The term contract is defined under section 2(h) of the Indian Contract Act,
1872 as- “an agreement enforceable by law”.
The contract consists of two essential elements:
i) an agreement and
ii) its enforceability by law.
Contract = Accepted proposal/Agreement + Enforceability by law
Offer: An offer is a proposal by one party to another, indicating a willingness to
enter into a contract under specific terms. It must be communicated to the offeree
and demonstrate an intention to be bound by those terms upon acceptance.
Acceptance: Acceptance is the unconditional agreement to the terms of the offer.
It must be communicated to the offeror in the manner specified (or implied) by
the offer and must mirror the terms of the offer.
Legal Relationship: A contract creates a legal relationship between the parties
involved. This means that the parties intend to be legally bound by the terms of
the contract and can enforce those terms through legal action if necessary.
Capacity: Capacity refers to the legal ability of parties to enter into a contract.
This includes being of legal age, mentally competent, and not under the influence
of drugs or alcohol. Minors, mentally incapacitated individuals, and those under
duress typically lack capacity.
Free Consent: Consent must be freely given without coercion, undue influence,
fraud, or mistake. Both parties must enter into the contract voluntarily and with a
clear understanding of its terms and consequences.
Object: The object of the contract refers to the subject matter or purpose of the
agreement. It must be lawful, possible, and not against public policy. Contracts
with illegal or impossible objectives are void.
Lawful Consideration: Consideration is something of value exchanged between
the parties, such as money, goods, services, or promises. It must be lawful and
sufficient but need not be of equal value. Consideration distinguishes a contract
from a gift.
Not Void: The contract must not be expressly declared void by law. Void
contracts are those that have no legal effect from the beginning and cannot be
enforced by either party. Examples include contracts involving illegal activities
or those entered into under duress.
Capable of Performance: The terms of the contract must be capable of being
performed. If a contract is impossible to perform or becomes impossible after
formation due to unforeseen circumstances, it may be discharged.

## Records from a collection

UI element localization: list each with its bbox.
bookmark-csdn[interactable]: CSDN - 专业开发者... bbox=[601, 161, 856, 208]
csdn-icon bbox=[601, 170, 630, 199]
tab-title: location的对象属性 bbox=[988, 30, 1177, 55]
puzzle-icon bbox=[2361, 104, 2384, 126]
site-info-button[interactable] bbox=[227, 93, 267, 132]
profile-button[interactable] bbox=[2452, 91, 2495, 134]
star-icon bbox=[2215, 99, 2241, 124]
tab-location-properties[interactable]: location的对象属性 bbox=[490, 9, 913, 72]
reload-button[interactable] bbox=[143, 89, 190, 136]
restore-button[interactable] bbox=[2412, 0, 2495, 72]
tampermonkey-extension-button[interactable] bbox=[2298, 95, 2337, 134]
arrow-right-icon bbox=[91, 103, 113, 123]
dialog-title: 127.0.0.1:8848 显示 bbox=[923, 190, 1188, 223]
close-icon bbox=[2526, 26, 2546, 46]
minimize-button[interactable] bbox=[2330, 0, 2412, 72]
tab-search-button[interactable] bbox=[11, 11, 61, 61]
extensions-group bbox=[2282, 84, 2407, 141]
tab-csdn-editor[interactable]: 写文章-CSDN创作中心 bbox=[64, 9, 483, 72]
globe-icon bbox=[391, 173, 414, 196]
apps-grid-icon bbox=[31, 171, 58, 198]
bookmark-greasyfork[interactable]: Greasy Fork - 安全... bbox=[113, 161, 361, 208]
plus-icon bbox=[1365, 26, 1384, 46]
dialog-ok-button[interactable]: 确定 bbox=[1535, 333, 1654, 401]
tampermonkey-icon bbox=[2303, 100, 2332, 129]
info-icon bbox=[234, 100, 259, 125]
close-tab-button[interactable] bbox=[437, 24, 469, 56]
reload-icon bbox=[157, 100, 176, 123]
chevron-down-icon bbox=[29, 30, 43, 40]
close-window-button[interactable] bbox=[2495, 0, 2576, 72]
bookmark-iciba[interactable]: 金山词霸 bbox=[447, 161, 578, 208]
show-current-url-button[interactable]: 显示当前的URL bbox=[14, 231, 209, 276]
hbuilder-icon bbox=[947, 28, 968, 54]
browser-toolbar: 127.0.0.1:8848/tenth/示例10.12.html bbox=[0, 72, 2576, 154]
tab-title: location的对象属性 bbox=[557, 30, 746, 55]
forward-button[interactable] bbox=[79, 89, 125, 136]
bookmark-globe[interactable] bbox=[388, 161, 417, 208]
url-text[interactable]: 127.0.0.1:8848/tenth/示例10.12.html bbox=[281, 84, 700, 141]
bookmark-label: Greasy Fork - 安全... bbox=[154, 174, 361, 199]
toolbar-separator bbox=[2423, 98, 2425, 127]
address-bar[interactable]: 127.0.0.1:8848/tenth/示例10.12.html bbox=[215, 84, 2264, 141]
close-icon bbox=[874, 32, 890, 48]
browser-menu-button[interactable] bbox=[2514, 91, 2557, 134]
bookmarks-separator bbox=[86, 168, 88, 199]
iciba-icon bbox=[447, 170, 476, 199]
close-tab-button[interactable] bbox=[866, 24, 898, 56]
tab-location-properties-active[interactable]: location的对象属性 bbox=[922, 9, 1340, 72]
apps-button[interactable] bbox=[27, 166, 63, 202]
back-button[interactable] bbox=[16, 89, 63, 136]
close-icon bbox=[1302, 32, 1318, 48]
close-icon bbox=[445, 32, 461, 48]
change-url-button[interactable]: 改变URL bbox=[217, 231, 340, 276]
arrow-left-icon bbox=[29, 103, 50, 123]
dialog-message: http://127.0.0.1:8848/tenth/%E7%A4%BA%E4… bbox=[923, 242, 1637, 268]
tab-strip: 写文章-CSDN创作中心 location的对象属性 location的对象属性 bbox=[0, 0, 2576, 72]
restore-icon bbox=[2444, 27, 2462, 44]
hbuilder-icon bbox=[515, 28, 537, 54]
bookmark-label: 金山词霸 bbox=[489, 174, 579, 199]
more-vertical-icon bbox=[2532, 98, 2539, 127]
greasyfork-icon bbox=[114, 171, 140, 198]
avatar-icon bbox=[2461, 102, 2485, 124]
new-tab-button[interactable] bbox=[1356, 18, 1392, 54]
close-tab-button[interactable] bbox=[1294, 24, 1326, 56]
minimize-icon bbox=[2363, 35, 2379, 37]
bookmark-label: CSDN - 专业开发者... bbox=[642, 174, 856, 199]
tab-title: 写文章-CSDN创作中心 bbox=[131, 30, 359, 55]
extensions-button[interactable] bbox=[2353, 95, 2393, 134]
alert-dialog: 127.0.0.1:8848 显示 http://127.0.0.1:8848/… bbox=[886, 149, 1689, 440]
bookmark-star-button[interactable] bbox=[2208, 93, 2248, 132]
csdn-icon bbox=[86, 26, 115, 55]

## EXERCISE SET
[1] Please list everything the text on contracts says consent must be given without.
[2] In the text on contracts, which section of the Indian Contract Act, 1872 defines the term contract?
[3] Continue the text on contracts from its last sentence.
The records are separate material, unrelated to the text on contracts.

## RESULTS OF THE EXERCISE
[1]
- Coercion
- Undue influence
- Fraud
- Mistake

[2] Section 2(h).

[3]
Legal Formalities: Some contracts require certain formalities to be valid and
enforceable. These may include written documentation, signatures, or specific
language dictated by law. Failure to meet these formalities may render the
contract unenforceable.

Define An Offer. State the types of an offer. Also explain the


Essentials of aValid Offer?
Definition of Offer/Proposal:
According to Section 2(a) of the Indian Contract Act, 1872, “when one person
signifies to another his willingness to do or to abstain from doing anything with
a view to obtaining the assent of that other to such act or abstinence, he is said
to make a proposal”.
Types of Offer
(a) General offer: It is an offer made to public at large and hence anyone can
accept and do the desired act
Case Law: Carlill VS Carbolic Smoke Ball Co. (1893)
(b) Special/Specific offer: When the offer is made to a specific or an ascertained
person, it is known as a specific offer. Specific offer can be accepted only by that
specified person to whom the offer has been made
(c) Cross offer: When two parties exchange identical offers in ignorance at the
time of each other’s offer, the offers are called cross offers. There is no binding
contract in such a case because offer made by a person cannot be construed as
acceptance of the another’s offer.
(d) Counter offer: When the offeree offers to qualified acceptance of the offer
subject to modifications and variations in the terms of original offer, he is said to
have made a counter offer. Counter-offer amounts to rejection of the original
offer. It is also called as Conditional Acceptance.
(e) Standing or continuing or open offer: An offer which is allowed to remain
open for acceptance over a period of time is known as standing or continuing or
open offer. Tenders that are invited for supply of goods is a kind of standing offer.

Essential of a valid offer


1) Offer may be expressed or implied- An offer may be expressed or may be
implied from the conduct of the parties or circumstances of the case.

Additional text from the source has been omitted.